YOUR TASK
Convert the data below, from the line containing "List UI elements" up to and including the line containing "legend-item: S0. 1% [152, 558, 214, 574]", into a Markdown table with the columns Row and Entry, one numbered row per line. Omit blank lines and leave out the pictures.

THE DATA
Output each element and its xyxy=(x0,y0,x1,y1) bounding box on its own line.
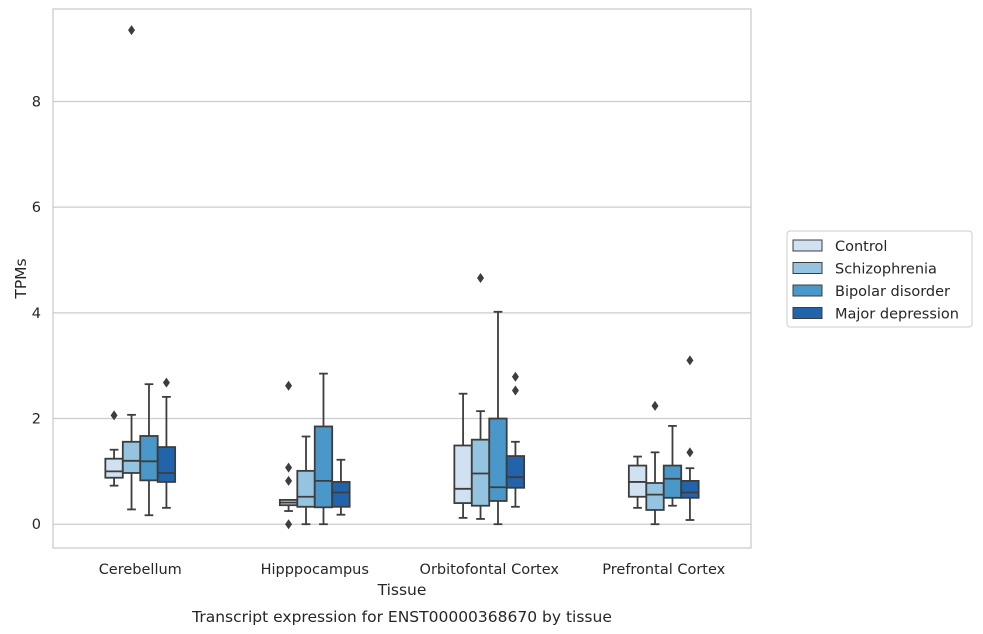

--

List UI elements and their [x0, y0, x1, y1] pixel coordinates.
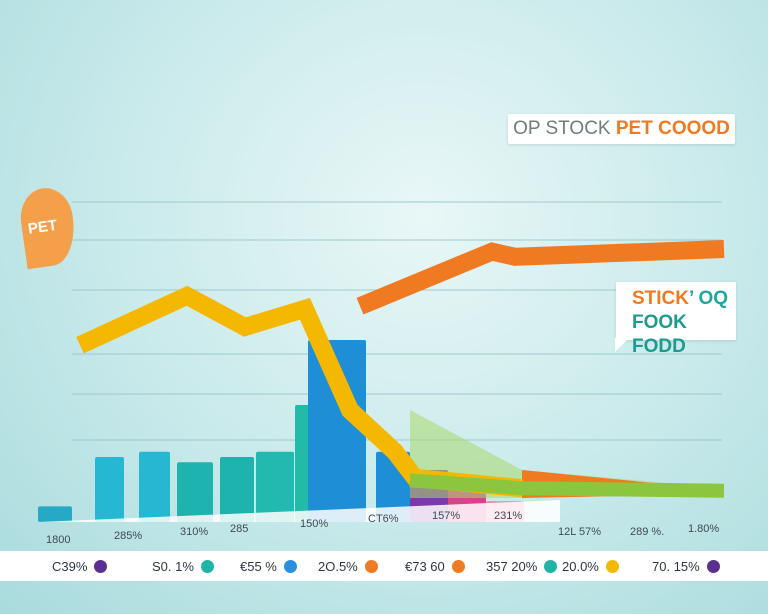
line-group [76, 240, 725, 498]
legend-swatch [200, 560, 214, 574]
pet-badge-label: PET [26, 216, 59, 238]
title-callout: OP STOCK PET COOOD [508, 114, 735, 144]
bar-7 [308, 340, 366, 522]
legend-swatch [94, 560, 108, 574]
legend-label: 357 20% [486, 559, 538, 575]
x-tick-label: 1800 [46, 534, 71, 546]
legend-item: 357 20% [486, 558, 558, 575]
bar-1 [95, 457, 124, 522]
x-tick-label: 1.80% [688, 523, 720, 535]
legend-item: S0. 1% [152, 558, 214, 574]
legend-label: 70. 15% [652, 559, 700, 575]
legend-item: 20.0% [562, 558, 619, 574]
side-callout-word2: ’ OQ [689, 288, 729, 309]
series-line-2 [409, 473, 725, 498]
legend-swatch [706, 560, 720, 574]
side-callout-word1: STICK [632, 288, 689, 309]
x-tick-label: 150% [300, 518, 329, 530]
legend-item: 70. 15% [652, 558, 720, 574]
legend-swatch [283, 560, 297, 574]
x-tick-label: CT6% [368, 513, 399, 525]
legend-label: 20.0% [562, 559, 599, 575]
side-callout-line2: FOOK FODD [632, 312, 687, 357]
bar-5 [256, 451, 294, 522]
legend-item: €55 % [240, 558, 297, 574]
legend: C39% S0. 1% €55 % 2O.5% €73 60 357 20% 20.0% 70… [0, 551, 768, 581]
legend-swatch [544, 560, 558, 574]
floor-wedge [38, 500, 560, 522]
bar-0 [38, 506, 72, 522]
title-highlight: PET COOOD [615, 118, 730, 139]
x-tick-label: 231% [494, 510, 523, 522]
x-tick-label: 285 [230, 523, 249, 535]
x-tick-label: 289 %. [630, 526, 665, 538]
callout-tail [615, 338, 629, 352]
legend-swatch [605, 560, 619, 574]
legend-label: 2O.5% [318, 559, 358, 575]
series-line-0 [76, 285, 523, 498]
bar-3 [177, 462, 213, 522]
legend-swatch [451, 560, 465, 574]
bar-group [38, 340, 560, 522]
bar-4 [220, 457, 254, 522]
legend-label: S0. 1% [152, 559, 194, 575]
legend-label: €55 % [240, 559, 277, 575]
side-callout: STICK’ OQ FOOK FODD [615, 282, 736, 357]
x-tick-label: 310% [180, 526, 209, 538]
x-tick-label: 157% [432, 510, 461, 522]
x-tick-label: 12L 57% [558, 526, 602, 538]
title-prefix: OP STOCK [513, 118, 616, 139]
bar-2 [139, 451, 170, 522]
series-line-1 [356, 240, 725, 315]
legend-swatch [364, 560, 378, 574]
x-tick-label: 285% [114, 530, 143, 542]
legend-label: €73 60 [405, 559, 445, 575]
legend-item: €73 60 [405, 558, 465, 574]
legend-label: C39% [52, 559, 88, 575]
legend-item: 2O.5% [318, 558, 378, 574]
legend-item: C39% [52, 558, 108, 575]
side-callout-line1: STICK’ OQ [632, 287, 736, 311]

SOLUTION FOR THIS TASK
| Row | Entry |
|---|---|
| 1 | List UI elements and their [x0, y0, x1, y1] pixel coordinates. |
| 2 | line-group [76, 240, 725, 498] |
| 3 | legend-swatch [200, 560, 214, 574] |
| 4 | pet-badge-label: PET [26, 216, 59, 238] |
| 5 | title-callout: OP STOCK PET COOOD [508, 114, 735, 144] |
| 6 | bar-7 [308, 340, 366, 522] |
| 7 | legend-swatch [94, 560, 108, 574] |
| 8 | legend-label: 357 20% [486, 559, 538, 575] |
| 9 | x-tick-label: 1800 [46, 534, 71, 546] |
| 10 | legend-item: 357 20% [486, 558, 558, 575] |
| 11 | bar-1 [95, 457, 124, 522] |
| 12 | x-tick-label: 1.80% [688, 523, 720, 535] |
| 13 | legend-item: S0. 1% [152, 558, 214, 574] |